**Ações pedidas:**
1) Segundo a entrevista com o futurólogo, em que ano será viável registrar e copiar sensações?
2) Prossiga a entrevista com o futurólogo a partir do ponto em que ela para.

**Trecho da página:**
════════

Entre os 100 000 funcionários de sua folha de pagamento, a gigante inglesa das telecomunicações British Telecom tem um com cargo curioso: futurólogo. Desde a década de 90 Ian Pearson investiga novas tecnologias para a empresa e tenta prever suas possíveis implicações para o mercado e a sociedade. Colecionou acertos, como a importância dos mecanismos de busca para navegar na internet e o correio eletrônico. Recentemente, uma entrevista ao jornal inglês The Observer causou polêmica: nela, Pearson previu que até 2050 será possível passar as informações do cérebro de qualquer pessoa para um computador, teoricamente permitindo que uma cópia dele continue funcionando depois da morte. O futurólogo garantiu a VEJA que não se trata de um delírio de cientista maluco, e sim de uma conseqüência natural do progresso de tecnologias hoje em estágio inicial.

Veja – O senhor afirma que em 2050 será possível copiar um cérebro em uma máquina. Como?
Pearson – Já é possível fazer ligações simples entre máquinas e o sistema nervoso. Se um braço é amputado em um acidente de trabalho, por exemplo, pode-se obter uma prótese com alguns contatos entre os nervos restantes e componentes eletrônicos dessa prótese. Estamos nesse pé hoje, mas a tecnologia deve progredir dramaticamente nas próximas décadas. Será possível registrar e copiar sensações, como apertar a mão de alguém virtualmente e realmente sentir o aperto. Isso se tornará viável em 2020.

════════

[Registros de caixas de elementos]
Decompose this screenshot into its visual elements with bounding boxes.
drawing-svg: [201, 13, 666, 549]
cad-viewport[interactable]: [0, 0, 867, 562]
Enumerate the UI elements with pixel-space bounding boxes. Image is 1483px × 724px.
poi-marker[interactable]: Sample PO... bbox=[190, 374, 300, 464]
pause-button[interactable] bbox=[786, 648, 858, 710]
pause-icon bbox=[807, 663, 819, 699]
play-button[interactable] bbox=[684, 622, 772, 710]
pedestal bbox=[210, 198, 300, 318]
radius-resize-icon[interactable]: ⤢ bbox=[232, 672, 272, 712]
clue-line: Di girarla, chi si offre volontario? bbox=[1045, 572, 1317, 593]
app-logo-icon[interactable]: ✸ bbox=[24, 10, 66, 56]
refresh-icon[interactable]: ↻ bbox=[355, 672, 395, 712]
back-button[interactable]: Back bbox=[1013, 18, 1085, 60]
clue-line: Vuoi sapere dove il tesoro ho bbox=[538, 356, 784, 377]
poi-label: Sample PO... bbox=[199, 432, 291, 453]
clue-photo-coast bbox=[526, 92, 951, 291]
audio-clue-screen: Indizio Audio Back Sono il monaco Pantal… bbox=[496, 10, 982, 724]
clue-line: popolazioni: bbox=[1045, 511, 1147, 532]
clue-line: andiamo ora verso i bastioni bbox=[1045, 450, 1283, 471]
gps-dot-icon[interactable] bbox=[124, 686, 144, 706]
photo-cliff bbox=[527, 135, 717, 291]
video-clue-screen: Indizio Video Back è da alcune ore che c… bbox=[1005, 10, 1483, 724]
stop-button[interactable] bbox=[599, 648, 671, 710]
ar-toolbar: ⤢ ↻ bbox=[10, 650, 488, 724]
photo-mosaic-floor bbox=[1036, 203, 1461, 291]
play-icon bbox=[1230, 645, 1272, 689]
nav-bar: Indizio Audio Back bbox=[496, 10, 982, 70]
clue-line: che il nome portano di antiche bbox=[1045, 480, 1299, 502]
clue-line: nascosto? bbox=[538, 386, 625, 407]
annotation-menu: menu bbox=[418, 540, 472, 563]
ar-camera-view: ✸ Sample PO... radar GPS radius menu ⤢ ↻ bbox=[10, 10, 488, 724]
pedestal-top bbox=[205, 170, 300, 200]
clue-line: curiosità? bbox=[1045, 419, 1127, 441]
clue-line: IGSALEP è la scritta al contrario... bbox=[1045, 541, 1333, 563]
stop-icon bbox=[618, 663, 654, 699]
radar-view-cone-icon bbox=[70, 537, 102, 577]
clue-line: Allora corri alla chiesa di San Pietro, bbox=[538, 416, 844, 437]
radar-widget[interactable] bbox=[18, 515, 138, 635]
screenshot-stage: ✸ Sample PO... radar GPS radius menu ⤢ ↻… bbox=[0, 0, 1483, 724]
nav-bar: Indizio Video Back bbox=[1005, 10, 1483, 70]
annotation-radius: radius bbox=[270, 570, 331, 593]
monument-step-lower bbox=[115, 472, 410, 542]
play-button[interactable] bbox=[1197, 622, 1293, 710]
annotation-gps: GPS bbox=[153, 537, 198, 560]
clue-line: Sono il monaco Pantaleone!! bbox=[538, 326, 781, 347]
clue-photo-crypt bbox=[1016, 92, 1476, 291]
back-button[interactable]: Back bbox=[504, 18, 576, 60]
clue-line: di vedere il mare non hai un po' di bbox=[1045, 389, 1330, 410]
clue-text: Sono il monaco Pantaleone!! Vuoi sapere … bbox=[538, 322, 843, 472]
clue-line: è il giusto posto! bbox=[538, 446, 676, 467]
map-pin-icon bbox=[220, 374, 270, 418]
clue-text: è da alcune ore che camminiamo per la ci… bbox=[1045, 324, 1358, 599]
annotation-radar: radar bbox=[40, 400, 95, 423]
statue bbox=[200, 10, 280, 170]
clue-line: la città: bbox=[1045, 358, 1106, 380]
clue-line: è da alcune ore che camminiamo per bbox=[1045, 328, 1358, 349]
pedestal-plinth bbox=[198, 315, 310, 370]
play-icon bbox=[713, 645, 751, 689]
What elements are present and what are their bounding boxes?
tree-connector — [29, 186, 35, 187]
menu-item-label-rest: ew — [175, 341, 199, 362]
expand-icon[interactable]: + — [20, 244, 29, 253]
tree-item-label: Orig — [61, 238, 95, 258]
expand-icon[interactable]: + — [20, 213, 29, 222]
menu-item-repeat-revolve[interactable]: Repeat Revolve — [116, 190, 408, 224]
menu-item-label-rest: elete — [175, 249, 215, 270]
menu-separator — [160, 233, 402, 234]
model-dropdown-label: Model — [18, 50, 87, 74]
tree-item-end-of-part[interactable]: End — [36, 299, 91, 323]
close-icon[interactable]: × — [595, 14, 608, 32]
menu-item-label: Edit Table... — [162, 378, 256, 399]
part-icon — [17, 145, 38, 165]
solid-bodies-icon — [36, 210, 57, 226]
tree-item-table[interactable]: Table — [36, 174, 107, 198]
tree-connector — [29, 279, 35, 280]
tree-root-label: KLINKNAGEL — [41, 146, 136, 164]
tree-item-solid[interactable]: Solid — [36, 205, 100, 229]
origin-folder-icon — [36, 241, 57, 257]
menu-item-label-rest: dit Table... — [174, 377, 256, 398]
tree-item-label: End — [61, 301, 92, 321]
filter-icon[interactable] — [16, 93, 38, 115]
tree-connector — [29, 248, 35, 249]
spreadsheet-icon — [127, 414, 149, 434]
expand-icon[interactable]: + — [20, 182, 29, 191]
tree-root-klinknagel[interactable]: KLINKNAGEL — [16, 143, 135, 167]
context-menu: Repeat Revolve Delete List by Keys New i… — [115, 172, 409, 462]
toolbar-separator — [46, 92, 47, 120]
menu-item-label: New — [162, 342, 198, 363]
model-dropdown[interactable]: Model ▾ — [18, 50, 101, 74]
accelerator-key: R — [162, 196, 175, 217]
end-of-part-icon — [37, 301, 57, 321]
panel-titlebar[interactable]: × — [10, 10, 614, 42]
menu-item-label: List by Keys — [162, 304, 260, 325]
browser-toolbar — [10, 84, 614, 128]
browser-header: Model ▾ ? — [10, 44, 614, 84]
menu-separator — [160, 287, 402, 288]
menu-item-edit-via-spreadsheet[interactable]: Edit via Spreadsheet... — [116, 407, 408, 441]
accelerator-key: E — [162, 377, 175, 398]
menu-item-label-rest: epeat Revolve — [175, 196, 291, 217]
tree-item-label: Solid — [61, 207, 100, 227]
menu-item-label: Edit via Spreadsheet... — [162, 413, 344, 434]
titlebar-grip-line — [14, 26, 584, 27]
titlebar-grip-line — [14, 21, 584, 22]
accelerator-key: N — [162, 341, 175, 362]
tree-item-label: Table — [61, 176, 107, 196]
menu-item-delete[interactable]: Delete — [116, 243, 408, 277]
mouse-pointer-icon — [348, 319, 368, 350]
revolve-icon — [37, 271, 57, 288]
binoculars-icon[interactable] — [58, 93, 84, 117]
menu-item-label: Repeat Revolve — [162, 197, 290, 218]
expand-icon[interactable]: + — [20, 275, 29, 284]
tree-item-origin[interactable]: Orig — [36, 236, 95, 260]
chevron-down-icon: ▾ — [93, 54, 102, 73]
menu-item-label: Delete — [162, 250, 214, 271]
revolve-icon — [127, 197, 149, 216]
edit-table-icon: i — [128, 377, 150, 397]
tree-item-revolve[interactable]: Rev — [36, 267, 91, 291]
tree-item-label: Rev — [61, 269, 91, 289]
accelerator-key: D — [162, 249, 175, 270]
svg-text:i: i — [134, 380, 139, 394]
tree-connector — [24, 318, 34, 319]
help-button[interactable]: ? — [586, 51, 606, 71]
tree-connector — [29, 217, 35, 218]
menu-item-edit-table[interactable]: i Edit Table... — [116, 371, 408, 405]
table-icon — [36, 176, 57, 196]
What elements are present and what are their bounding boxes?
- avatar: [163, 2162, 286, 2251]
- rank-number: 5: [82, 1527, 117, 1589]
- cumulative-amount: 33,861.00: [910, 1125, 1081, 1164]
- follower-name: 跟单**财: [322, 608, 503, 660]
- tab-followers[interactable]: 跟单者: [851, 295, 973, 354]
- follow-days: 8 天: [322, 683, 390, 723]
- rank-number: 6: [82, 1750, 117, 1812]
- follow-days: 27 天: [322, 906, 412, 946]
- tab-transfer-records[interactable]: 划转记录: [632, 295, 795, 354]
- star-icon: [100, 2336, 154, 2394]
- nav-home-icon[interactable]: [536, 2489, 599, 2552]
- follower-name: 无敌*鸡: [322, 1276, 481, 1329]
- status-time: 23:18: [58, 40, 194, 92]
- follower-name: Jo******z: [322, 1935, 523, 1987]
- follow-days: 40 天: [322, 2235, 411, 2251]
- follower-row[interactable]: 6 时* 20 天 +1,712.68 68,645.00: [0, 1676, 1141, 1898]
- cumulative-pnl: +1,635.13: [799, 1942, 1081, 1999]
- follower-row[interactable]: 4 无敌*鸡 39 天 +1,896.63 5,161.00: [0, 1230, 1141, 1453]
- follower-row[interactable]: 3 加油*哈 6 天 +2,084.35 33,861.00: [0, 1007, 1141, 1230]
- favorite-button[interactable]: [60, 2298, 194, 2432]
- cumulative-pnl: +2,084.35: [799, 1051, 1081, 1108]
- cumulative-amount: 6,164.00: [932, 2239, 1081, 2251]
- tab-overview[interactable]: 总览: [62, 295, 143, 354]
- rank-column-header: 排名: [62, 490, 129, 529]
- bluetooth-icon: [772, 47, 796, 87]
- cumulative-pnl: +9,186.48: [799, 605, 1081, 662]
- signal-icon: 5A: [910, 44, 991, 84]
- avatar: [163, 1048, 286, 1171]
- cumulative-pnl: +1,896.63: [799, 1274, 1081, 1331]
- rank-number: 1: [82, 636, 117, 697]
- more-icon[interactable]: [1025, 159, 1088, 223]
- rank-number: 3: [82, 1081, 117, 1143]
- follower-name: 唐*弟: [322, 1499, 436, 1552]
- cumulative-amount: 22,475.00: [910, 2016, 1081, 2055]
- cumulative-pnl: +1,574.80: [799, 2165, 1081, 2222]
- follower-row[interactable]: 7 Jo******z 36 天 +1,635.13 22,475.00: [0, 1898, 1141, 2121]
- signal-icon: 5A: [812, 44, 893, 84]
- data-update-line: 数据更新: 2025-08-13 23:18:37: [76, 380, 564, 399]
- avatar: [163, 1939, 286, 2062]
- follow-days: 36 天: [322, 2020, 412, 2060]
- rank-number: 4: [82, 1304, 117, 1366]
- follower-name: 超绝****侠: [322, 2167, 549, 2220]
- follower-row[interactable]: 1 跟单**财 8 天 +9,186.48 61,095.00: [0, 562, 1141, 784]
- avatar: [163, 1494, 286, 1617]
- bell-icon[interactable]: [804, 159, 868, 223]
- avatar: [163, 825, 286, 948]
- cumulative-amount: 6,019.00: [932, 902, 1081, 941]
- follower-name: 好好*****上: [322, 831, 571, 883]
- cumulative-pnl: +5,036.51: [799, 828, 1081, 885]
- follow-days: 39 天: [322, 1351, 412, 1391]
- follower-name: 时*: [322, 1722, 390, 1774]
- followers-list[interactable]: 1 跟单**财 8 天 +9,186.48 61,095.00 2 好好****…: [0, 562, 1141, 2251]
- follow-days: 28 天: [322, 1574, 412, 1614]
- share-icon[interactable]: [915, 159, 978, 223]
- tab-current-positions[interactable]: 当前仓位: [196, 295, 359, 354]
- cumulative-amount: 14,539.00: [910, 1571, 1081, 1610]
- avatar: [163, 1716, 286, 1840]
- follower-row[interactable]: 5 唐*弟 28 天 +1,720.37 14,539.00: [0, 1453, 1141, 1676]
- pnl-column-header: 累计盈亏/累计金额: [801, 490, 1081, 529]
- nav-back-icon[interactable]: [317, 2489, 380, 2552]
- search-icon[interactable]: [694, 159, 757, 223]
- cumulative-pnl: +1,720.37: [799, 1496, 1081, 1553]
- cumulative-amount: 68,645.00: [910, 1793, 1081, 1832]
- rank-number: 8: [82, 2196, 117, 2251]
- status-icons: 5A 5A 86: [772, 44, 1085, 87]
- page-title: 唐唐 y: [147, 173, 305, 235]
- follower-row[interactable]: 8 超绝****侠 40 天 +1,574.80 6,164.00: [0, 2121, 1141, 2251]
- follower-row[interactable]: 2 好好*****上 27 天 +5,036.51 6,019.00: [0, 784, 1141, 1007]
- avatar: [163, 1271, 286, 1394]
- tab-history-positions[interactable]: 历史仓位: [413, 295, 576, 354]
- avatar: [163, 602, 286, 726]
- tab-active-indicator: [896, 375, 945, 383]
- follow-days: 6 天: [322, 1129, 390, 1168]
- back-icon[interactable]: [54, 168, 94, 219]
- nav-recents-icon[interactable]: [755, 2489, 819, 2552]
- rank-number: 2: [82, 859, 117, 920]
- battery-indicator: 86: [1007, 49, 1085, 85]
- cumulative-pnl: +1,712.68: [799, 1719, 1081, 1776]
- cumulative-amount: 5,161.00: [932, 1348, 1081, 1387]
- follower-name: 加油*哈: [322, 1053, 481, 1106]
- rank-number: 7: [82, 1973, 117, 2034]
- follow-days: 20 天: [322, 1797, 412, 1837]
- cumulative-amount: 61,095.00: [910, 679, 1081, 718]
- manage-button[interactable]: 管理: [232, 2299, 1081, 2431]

════════

**Problemas resolvidos:**
1) Em 2020.

2)
Veja – E depois?
Pearson – Depois conseguiremos ligações muito mais profundas com o sistema nervoso. Graças à nanotecnologia, aparelhos de tamanho infinitesimal poderão se conectar a cada neurônio do corpo e mapear a atividade elétrica. Será como um backup de seu cérebro em um computador. Você morrerá, mas pelo menos sua mente poderá seguir em frente. Dentro de cinqüenta anos, pelo menos os mais ricos terão acesso a uma espécie de "imortalidade eletrônica". Mais tarde, pode ser possível instalar esse cérebro em um andróide parecido com você e viver como se nada tivesse acontecido. Esse robô conterá músculos de gel orgânico, que terão sensações como os músculos de verdade.

Veja – O senhor também afirma que as máquinas superarão em breve a capacidade de processamento do cérebro humano. Isso não é perigoso?
Pearson – Elas vão alcançar os seres humanos, em termos de inteligência, entre 2015 e 2020. Mas acho que o homem não será tão estúpido a ponto de fazer máquinas com inteligência sobre-humana. Será encontrado um jeito de manter o ser humano no comando.

Veja – Isso significa que os computadores terão consciência?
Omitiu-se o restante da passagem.